Find the word "cceeff" in the material below and gather every line that contains it.

— begin —

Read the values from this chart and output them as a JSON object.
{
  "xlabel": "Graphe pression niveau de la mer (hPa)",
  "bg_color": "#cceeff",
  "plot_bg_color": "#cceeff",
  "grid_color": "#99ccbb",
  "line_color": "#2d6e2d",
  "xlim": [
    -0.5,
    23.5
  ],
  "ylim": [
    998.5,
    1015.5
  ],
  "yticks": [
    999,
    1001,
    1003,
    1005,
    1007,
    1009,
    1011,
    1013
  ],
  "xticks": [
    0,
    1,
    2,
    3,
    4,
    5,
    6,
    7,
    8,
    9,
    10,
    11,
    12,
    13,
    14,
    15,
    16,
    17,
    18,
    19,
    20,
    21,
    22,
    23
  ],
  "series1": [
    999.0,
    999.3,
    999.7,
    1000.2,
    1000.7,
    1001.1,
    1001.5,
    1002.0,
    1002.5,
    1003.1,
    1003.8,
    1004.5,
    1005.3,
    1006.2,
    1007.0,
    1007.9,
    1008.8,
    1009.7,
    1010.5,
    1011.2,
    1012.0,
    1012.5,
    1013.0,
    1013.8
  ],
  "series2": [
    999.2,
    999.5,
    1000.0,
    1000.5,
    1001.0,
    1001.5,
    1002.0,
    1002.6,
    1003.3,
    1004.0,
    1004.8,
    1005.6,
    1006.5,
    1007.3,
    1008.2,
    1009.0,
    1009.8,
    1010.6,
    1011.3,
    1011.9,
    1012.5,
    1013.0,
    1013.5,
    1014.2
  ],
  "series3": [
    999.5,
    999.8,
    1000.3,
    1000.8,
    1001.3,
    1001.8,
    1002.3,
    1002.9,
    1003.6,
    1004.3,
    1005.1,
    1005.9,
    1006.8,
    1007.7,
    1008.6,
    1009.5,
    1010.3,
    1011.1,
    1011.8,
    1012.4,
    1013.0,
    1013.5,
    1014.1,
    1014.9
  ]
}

— end —

--- Response for this exercise ---
  "bg_color": "#cceeff",
  "plot_bg_color": "#cceeff",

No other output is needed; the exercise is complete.